▶ _Short exercise_
Tally every line of the listing below that holds "Daily", then give the tally alone.

▶ _Provided records_
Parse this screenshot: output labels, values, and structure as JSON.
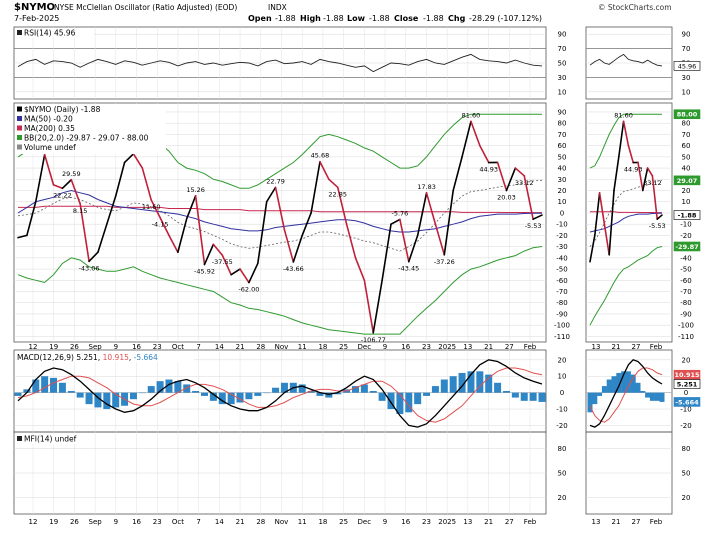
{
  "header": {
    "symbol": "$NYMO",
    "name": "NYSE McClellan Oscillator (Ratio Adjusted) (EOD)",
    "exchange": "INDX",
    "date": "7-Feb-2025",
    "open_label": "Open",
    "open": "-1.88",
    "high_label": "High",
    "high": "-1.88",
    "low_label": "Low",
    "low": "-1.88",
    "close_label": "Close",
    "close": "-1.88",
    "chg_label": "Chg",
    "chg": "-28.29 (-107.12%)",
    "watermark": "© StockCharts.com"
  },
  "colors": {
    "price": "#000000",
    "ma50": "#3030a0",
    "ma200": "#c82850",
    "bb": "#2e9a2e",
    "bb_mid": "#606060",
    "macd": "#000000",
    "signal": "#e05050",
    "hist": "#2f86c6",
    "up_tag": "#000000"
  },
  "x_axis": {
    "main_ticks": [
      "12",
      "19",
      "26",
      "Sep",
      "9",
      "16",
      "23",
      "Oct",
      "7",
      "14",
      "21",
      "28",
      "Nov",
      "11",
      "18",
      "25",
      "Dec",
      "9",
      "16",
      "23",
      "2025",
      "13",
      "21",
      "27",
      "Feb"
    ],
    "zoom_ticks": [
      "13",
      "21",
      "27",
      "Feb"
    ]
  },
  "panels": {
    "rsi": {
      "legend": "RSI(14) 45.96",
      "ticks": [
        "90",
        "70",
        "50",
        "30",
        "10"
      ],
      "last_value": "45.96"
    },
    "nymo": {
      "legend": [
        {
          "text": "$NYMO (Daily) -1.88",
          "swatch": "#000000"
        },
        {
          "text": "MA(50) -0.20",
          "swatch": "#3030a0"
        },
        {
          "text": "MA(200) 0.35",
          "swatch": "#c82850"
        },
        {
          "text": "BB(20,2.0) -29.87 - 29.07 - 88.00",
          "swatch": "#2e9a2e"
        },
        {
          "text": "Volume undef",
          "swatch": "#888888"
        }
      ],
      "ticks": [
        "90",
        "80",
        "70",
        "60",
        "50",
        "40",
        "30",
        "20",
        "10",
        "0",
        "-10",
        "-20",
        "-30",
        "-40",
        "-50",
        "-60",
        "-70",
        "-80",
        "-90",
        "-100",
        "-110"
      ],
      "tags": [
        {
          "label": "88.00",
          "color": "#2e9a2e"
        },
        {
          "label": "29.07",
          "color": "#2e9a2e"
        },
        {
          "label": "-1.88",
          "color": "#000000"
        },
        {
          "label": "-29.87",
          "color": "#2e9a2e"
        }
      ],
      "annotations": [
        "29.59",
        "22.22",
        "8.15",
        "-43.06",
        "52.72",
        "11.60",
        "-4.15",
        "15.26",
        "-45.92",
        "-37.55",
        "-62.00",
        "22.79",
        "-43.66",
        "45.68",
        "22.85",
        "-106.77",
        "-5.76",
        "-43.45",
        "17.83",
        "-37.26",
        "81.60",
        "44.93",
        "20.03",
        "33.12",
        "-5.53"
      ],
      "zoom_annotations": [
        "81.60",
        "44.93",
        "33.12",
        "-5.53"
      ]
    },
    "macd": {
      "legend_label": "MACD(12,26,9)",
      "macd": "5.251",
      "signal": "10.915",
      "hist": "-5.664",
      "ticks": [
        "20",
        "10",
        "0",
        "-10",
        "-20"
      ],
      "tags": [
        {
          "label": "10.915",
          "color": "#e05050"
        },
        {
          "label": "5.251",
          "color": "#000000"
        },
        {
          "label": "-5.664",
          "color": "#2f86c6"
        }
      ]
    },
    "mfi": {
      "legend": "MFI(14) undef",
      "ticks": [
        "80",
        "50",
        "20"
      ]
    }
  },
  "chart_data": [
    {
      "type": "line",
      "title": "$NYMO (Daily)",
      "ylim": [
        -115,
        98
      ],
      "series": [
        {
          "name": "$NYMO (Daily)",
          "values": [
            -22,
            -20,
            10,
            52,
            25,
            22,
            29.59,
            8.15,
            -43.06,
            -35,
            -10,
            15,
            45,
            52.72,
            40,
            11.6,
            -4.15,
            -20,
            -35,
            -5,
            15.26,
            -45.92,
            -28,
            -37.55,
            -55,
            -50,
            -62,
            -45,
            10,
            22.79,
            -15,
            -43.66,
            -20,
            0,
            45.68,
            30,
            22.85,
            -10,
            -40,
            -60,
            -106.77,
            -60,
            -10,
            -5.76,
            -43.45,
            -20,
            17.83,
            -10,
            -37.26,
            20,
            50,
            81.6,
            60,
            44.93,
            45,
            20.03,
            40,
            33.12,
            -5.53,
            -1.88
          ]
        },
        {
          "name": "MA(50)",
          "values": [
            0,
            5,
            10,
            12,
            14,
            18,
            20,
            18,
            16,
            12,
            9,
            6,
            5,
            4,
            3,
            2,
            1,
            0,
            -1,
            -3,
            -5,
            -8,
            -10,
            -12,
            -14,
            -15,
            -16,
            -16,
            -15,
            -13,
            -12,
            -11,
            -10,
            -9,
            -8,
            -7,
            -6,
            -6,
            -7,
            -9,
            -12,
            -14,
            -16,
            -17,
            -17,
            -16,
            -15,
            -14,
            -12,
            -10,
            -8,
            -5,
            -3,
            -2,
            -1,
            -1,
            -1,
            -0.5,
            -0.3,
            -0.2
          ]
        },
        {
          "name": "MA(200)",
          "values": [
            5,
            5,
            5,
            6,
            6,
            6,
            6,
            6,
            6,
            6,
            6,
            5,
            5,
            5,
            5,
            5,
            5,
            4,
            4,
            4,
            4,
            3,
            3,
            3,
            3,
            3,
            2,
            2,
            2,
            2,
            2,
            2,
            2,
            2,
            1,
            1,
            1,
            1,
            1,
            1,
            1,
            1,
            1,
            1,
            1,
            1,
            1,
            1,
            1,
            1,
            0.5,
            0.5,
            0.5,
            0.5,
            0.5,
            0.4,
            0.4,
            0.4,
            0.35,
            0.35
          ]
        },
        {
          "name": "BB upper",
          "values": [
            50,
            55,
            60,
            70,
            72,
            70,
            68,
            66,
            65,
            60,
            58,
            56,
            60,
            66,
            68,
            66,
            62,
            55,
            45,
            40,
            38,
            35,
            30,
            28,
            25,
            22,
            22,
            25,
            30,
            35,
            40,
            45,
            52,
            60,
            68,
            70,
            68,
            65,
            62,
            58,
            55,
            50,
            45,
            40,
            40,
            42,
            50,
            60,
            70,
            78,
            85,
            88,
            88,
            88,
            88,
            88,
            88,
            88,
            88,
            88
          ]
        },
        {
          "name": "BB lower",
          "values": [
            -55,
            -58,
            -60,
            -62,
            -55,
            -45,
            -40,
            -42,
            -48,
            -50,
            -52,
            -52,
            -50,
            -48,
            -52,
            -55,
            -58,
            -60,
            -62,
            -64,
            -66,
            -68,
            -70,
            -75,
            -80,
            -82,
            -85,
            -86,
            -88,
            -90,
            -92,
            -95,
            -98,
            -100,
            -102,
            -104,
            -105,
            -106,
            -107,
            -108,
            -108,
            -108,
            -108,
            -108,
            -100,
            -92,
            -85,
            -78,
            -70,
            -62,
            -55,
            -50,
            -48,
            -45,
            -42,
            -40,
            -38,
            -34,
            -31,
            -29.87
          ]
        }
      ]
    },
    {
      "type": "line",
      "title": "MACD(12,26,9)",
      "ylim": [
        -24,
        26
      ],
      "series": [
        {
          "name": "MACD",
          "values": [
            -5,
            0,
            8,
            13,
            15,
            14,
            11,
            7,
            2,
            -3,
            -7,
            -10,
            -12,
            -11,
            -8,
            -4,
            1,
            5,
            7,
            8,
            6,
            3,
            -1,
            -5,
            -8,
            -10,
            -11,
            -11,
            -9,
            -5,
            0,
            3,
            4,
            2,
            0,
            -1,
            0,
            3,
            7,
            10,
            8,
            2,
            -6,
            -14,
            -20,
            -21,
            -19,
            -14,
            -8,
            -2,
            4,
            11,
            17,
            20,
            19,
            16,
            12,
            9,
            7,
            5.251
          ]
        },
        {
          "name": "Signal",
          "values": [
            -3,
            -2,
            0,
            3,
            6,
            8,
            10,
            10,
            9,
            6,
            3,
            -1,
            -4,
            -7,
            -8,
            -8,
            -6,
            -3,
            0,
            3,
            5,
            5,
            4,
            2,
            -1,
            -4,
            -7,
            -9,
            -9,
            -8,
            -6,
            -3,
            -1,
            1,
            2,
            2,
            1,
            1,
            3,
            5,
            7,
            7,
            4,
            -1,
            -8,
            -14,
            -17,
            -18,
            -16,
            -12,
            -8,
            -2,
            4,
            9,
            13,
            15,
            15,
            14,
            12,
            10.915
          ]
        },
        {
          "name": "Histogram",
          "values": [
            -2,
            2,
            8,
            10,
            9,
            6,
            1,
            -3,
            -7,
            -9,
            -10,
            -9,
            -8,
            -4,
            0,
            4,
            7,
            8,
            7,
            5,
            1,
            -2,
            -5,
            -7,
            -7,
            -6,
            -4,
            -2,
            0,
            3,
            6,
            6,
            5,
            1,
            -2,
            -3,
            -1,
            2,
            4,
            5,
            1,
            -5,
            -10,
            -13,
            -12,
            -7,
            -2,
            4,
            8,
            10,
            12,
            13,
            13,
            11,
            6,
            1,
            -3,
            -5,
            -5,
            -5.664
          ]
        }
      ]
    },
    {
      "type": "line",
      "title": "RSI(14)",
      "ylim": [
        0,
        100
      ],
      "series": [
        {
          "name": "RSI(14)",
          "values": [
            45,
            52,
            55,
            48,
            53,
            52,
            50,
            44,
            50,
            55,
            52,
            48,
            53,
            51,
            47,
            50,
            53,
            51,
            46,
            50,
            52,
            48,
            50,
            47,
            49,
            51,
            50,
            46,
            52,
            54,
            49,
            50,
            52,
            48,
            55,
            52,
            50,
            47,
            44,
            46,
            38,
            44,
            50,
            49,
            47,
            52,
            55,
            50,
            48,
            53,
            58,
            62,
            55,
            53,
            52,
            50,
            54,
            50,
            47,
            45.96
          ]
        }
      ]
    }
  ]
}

▶ _Exercise result_
3